▶ **ENTRIES SHOWN**:
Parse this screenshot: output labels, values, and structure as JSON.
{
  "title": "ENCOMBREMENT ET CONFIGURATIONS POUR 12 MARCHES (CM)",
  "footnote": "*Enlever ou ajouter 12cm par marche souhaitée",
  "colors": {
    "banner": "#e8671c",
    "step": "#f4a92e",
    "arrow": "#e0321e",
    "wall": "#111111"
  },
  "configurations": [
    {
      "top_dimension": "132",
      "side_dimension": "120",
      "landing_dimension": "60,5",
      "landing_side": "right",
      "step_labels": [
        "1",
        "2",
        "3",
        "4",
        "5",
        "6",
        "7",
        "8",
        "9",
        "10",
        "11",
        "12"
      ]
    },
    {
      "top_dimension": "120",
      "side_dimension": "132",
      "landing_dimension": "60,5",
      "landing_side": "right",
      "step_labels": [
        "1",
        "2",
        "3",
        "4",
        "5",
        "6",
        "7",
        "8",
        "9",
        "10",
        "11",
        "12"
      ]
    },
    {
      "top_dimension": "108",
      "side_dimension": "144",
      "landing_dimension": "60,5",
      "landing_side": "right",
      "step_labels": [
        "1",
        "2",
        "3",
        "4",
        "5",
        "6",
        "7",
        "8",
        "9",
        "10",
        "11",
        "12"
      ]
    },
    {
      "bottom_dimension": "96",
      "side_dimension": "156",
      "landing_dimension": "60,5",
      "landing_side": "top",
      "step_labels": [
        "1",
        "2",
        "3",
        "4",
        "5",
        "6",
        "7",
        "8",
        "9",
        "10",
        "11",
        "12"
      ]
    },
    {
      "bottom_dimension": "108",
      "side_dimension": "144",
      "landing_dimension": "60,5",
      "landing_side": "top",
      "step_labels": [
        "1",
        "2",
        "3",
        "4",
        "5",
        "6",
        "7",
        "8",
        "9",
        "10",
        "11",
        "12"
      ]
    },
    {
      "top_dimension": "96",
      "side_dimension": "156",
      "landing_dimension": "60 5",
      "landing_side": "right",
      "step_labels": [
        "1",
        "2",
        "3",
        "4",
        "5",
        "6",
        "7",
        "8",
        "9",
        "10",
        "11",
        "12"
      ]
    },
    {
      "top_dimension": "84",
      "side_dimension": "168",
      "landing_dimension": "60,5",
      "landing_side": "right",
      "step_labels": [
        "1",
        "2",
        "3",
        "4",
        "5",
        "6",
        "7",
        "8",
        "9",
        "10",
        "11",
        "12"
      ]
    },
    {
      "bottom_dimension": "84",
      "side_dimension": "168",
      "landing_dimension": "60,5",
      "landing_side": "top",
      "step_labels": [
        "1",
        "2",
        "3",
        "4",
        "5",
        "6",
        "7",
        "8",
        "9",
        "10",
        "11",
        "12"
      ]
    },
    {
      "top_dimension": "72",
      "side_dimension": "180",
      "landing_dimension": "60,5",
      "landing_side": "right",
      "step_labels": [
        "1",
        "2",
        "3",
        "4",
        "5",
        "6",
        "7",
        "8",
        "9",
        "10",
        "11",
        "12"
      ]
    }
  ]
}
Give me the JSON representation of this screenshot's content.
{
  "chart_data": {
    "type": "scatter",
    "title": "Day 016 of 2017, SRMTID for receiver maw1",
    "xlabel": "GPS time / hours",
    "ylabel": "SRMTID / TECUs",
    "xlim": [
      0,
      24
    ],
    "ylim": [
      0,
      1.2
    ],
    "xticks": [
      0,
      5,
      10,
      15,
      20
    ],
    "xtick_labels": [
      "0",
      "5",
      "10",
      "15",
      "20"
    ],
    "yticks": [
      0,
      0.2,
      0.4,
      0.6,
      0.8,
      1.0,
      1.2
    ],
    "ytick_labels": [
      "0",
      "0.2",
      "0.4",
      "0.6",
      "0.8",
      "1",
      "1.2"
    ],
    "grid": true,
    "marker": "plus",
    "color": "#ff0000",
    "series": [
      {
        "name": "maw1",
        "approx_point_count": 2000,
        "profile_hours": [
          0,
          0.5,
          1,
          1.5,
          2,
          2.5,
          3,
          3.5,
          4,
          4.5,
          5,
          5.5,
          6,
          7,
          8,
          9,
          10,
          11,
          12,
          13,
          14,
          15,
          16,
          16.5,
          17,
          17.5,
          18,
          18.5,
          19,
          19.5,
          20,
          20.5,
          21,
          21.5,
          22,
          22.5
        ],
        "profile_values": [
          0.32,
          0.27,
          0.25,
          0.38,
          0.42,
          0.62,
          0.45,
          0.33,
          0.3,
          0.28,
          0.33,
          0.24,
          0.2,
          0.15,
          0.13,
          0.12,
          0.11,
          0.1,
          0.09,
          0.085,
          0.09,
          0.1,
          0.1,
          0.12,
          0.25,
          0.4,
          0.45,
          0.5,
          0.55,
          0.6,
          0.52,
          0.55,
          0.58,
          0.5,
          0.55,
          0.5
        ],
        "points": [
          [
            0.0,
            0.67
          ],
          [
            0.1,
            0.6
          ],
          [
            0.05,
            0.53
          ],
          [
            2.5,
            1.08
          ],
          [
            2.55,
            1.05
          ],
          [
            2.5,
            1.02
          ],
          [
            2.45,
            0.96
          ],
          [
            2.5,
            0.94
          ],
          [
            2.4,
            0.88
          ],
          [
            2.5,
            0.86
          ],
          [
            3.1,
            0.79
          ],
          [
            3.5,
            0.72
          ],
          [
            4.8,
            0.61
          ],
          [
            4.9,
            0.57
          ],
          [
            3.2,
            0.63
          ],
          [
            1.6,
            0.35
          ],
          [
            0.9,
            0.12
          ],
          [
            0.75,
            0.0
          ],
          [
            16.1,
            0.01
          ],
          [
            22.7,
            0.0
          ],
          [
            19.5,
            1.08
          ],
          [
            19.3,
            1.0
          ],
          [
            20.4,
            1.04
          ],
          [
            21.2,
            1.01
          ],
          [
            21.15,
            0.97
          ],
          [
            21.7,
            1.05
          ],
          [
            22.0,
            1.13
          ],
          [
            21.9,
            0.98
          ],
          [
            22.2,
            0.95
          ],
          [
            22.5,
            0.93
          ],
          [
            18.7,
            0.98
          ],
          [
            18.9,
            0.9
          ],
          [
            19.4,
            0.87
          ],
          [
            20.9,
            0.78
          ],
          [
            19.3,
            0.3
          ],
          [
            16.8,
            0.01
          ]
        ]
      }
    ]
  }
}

▶ **WORK REQUIRED**:
Output nothing but the number of lines in the data containing the string "this".

▶ **WRITTEN RESPONSE**:
2